Text block:
---+---

I have noted to take a specific look at what future developments do to the Commondale map ...


Title: Re: A place in the country - Advent quiz, 5th December 2020
Post by: stuving on December 08, 2020, 13:24:38
It would appear that I have three types of waterway in Commondale ...

And it would appear that the problem is the the "Commondale Beck" is designated as a river from a standing start in the data set - nothing else flowing into it and nothing I can yet see that says "look, this is a little river".

In 1489 station maps I have so far on our server, there are 4701 rivers, 11623 streams, 1896 ditches ... I would have expected the Commondale setup to have a stream flow into a river, or something else (list follows of the various water features I have across all the maps), but apparently not - not even a pond or a moat.

Funny - there's a clearly visible river runs through it (the bridge) in Google Earth's pictures!


Title: Re: A place in the country - Advent quiz, 5th December 2020
Post by: grahame on December 08, 2020, 13:53:17
Funny - there's a clearly visible river runs through it (the bridge) in Google Earth's pictures!

The dataset is excellent but not perfect ... looking at the list of waterway features, I note both a pumping-station and 9 pumping_station (s) which looks like an error.   18 waterways of type "yes" have me scratching my head, as does the one of type "dog"!

---+---

(Collected data)
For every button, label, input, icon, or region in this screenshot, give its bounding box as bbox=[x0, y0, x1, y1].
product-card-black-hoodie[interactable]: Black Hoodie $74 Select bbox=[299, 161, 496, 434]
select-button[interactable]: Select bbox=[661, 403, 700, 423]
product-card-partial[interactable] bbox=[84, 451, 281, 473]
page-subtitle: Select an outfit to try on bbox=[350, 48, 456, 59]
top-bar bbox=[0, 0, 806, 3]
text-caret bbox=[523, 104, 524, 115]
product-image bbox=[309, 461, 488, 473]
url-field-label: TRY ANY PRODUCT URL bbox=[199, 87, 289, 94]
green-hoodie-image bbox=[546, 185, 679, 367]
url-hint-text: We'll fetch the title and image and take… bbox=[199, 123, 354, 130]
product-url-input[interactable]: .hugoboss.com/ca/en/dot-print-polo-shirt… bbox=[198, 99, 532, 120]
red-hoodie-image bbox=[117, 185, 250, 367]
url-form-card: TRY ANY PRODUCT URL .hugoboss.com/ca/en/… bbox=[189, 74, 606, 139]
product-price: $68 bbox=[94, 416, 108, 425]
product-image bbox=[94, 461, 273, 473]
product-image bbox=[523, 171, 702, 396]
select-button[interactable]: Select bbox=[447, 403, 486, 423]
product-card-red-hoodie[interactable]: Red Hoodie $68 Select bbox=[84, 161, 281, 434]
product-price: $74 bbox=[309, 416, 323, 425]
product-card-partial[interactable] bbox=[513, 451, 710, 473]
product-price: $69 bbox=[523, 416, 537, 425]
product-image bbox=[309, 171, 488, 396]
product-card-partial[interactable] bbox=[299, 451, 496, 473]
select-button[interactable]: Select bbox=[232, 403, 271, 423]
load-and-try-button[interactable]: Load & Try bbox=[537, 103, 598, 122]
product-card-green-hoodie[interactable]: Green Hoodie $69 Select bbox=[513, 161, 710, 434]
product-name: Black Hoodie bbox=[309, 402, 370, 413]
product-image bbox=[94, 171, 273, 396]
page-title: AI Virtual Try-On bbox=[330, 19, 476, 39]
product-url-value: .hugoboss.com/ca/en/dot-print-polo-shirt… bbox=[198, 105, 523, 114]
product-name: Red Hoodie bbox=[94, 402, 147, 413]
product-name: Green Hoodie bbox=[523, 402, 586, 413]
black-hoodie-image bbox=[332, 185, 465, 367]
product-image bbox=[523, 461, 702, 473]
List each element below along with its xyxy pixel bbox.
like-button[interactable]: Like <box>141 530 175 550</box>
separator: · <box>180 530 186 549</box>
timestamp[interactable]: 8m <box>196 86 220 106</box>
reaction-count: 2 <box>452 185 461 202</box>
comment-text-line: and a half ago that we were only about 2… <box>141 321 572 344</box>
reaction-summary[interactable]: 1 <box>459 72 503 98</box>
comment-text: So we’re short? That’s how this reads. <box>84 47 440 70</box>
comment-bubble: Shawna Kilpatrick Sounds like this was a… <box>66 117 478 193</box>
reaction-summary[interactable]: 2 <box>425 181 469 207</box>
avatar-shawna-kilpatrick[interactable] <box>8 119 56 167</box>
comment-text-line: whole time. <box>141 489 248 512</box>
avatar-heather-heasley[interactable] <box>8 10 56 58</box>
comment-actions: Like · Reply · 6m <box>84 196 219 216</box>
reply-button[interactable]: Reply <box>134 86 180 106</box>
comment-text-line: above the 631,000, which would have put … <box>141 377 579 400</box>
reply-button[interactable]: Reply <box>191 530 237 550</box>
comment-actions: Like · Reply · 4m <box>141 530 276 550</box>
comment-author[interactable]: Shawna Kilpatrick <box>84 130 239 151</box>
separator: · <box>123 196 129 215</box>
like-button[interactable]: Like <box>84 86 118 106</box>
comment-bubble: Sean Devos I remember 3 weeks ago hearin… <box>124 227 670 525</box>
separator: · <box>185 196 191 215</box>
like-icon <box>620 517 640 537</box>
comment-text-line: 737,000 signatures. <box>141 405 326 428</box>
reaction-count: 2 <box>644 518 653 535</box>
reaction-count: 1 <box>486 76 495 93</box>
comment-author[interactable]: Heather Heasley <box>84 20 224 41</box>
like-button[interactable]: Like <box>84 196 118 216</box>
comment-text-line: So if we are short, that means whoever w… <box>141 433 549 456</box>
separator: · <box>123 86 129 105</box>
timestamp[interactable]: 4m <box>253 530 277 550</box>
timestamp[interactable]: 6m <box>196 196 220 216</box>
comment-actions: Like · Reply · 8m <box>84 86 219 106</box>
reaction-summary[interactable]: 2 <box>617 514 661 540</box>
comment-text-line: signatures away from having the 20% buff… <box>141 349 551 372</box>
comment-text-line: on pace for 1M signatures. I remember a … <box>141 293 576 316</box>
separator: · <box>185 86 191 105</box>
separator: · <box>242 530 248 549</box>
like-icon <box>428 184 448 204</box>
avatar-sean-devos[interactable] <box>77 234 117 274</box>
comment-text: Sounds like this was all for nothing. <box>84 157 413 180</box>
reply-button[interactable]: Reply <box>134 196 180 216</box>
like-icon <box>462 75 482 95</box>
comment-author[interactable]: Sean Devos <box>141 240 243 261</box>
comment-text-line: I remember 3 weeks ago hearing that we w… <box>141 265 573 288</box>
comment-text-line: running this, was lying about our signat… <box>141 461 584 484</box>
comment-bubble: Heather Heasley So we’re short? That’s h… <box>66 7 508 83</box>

---+---

Task instructions:
1. Answer these questions about the forum posts on Commondale waterways.
(a) Which waterway is designated as a river from a standing start in the data set?
(b) How many station maps are on the server so far?
(c) How many waterways are of type "yes"?
2. Print the part of the forum posts on Commondale waterways from "And it would" to "pond or a moat.".

Solution set:
1.
(a) The "Commondale Beck"
(b) 1489
(c) 18

2.
And it would appear that the problem is the the "Commondale Beck" is designated as a river from a standing start in the data set - nothing else flowing into it and nothing I can yet see that says "look, this is a little river".

In 1489 station maps I have so far on our server, there are 4701 rivers, 11623 streams, 1896 ditches ... I would have expected the Commondale setup to have a stream flow into a river, or something else (list follows of the various water features I have across all the maps), but apparently not - not even a pond or a moat.